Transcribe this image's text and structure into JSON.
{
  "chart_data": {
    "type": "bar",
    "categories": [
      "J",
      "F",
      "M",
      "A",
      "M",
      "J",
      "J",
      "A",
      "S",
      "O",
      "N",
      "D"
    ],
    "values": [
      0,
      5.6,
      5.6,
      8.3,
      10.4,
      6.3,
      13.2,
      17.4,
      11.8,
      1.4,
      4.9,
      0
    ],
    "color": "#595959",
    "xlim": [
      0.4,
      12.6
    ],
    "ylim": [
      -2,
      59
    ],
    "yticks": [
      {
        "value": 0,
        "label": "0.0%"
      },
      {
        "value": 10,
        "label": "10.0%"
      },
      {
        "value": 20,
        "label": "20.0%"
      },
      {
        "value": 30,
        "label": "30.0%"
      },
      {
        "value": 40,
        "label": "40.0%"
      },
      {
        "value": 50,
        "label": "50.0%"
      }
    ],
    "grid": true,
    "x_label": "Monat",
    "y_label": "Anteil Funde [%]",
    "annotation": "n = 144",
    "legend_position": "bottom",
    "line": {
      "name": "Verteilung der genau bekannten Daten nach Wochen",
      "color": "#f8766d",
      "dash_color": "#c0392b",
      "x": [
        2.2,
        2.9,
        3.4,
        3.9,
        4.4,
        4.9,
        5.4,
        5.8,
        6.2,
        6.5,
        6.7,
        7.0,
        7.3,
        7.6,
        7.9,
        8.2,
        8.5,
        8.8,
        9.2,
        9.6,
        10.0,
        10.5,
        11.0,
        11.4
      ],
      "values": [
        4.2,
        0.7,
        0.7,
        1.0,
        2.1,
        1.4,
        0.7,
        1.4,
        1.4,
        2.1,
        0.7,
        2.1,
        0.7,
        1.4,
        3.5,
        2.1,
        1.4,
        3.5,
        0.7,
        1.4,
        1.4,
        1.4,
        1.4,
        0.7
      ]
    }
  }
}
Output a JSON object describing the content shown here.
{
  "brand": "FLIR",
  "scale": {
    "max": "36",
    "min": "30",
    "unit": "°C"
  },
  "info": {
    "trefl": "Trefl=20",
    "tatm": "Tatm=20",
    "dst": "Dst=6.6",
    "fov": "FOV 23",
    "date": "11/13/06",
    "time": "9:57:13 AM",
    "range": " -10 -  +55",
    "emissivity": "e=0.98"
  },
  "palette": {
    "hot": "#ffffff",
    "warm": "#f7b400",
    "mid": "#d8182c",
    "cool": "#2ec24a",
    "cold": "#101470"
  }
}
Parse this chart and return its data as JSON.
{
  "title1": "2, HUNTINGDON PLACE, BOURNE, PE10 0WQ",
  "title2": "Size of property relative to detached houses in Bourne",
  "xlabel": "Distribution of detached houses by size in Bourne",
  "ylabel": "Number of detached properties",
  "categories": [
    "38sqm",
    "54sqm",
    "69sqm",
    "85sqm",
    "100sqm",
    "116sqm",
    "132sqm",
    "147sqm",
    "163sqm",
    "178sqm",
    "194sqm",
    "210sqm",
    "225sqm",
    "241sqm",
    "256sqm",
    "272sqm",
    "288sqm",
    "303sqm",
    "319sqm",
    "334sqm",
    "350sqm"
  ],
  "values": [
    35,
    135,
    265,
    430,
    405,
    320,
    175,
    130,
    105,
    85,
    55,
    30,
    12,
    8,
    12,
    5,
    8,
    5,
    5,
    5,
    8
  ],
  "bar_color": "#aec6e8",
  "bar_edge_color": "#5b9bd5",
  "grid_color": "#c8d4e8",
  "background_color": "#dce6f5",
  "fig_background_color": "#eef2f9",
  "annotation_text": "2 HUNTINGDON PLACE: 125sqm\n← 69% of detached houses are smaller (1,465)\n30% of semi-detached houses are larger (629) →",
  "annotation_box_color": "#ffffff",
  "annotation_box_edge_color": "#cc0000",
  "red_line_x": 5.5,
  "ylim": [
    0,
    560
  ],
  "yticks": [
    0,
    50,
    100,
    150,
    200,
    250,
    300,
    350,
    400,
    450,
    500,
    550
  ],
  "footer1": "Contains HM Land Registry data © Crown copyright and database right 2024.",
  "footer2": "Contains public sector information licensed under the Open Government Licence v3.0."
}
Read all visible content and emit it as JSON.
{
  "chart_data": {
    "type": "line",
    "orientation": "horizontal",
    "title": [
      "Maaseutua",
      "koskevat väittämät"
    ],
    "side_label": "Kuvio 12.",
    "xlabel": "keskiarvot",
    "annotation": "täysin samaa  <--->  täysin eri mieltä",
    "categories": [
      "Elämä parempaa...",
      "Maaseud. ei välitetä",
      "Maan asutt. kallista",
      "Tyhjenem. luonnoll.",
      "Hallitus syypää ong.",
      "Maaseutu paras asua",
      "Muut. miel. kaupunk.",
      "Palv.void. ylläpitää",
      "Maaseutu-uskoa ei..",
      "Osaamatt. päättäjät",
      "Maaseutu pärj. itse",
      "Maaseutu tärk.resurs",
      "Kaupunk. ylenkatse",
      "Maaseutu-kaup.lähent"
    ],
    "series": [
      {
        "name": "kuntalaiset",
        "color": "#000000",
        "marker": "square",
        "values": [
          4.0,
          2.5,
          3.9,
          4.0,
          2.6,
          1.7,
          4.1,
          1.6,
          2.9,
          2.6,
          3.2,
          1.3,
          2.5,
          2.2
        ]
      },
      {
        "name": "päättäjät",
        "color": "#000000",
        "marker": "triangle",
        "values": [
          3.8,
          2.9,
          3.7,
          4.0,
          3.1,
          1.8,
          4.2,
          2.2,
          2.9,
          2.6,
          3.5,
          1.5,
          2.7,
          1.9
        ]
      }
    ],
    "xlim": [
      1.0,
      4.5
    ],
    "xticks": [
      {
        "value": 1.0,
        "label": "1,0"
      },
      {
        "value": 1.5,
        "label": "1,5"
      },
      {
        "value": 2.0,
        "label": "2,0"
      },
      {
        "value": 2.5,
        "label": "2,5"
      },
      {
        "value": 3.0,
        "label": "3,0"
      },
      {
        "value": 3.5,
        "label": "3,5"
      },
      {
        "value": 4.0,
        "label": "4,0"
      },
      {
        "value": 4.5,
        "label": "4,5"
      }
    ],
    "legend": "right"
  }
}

◇ ◇ ◇

▶ **DIRECTIVE**
For this exercise, gather every line of the data that contains the word "right".

▶ **TASK OUTPUT**
  "footer1": "Contains HM Land Registry data © Crown copyright and database right 2024.",
    "legend": "right"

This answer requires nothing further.